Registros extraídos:
-------------------------

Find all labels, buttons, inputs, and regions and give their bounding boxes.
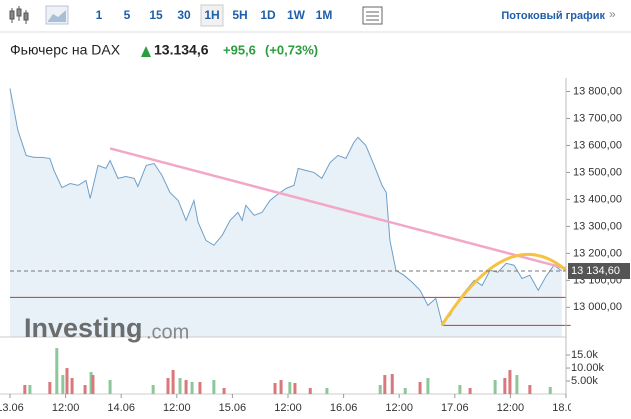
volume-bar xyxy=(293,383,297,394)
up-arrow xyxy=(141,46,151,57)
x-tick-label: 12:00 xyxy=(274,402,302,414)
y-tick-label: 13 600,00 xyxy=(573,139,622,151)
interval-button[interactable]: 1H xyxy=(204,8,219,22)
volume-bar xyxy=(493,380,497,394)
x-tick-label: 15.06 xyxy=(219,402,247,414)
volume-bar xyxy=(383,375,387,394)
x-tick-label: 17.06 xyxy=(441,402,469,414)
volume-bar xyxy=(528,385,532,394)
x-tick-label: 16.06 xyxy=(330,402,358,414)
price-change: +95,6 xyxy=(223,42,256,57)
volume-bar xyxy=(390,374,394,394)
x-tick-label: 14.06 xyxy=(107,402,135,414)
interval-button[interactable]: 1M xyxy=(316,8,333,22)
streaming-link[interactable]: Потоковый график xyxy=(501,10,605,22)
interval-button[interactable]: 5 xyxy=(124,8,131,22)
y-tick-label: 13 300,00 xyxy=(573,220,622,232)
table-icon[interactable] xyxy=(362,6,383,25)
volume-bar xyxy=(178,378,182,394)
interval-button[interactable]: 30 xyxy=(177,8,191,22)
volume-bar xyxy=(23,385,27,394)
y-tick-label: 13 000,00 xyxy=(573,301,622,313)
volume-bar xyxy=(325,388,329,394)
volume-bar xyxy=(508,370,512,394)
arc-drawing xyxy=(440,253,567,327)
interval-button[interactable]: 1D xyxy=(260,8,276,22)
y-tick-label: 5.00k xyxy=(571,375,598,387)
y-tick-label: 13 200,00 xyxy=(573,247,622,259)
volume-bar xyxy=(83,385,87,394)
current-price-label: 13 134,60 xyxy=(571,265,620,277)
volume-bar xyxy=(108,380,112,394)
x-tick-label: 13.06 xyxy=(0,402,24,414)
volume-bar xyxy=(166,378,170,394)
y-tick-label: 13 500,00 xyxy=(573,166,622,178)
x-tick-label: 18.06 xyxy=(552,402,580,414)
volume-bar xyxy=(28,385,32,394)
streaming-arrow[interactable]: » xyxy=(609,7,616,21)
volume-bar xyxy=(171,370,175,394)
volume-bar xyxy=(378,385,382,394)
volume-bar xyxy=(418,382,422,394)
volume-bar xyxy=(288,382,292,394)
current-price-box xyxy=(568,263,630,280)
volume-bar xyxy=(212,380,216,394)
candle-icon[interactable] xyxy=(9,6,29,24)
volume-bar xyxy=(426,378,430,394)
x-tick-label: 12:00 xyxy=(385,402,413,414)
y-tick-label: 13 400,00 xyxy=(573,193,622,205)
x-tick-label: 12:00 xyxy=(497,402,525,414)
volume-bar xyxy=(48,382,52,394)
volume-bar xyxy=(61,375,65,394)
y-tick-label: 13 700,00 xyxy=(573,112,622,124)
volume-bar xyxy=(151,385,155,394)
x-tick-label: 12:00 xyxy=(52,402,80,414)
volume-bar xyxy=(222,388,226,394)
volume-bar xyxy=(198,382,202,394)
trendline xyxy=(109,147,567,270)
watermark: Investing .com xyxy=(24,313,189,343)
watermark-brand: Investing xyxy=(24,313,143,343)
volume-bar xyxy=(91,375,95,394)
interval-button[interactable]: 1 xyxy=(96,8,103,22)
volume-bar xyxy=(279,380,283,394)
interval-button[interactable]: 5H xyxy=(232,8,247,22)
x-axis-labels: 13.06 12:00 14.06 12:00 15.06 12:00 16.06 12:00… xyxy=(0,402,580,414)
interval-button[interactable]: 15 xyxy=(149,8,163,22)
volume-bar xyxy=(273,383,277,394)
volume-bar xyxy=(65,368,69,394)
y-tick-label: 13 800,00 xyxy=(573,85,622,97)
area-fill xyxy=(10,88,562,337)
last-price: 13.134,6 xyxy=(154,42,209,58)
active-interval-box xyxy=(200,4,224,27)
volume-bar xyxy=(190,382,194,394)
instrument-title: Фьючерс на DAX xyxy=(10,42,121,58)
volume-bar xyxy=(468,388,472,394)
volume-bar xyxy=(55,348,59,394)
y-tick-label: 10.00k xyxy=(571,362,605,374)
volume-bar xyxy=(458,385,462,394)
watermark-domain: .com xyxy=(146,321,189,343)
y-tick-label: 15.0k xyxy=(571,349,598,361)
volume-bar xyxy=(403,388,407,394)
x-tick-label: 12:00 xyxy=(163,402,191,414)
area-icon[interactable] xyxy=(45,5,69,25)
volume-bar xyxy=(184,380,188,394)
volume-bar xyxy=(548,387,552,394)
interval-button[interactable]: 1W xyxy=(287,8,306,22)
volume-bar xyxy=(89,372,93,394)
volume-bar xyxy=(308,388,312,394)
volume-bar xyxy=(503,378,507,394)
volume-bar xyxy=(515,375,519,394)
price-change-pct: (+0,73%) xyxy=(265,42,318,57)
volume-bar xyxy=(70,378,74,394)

-------------------------

SOBRE A TAREFA:
Por favor, extraia dos registros acima todas as linhas que contêm a sequência "change".

RESPOSTA COMPLETA:
price-change: +95,6 xyxy=(223,42,256,57)
price-change-pct: (+0,73%) xyxy=(265,42,318,57)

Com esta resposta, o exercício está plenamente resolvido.